**TASK DESCRIPTION**
Word for word, repeat the lines of the records from the one containing "What text is on this page?" through the last line, both included.
**** RAW RECORDS ****
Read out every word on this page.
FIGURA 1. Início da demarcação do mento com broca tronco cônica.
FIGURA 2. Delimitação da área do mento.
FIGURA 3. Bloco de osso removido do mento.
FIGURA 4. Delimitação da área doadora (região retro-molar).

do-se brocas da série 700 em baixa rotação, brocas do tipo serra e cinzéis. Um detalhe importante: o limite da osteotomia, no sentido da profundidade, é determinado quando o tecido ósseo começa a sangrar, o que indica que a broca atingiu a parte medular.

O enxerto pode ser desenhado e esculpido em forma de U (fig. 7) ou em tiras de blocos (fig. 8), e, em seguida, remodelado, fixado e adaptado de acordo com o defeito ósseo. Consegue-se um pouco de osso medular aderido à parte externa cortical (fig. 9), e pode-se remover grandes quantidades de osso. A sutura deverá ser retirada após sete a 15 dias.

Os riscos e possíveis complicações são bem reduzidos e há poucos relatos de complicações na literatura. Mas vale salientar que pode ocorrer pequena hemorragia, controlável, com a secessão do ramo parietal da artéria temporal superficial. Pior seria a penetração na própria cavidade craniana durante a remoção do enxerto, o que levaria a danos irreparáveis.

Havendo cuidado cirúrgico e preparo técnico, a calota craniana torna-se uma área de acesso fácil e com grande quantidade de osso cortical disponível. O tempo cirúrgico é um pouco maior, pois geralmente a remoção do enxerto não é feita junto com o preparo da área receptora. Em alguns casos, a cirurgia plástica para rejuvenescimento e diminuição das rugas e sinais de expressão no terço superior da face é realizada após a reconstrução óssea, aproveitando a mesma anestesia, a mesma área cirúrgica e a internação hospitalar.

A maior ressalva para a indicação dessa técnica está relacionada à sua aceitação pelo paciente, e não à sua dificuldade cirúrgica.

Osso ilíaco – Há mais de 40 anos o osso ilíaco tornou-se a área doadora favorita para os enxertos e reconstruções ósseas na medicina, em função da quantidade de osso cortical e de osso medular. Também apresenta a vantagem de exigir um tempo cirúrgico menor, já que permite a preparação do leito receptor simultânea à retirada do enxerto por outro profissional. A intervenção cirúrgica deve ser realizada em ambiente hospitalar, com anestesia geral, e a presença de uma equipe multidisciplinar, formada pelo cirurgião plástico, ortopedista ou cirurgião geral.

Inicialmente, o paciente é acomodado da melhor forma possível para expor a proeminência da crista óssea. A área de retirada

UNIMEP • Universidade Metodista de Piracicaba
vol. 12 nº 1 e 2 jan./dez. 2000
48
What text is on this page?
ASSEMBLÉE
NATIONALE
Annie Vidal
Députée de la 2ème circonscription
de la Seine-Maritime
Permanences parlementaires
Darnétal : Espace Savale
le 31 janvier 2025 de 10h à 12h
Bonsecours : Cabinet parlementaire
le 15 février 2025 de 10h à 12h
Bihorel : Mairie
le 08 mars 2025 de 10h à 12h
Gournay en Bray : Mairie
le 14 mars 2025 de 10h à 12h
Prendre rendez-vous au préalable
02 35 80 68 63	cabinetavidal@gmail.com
****
**FULL ANSWER**
What text is on this page?
ASSEMBLÉE
NATIONALE
Annie Vidal
Députée de la 2ème circonscription
de la Seine-Maritime
Permanences parlementaires
Darnétal : Espace Savale
le 31 janvier 2025 de 10h à 12h
Bonsecours : Cabinet parlementaire
le 15 février 2025 de 10h à 12h
Bihorel : Mairie
le 08 mars 2025 de 10h à 12h
Gournay en Bray : Mairie
le 14 mars 2025 de 10h à 12h
Prendre rendez-vous au préalable
02 35 80 68 63	cabinetavidal@gmail.com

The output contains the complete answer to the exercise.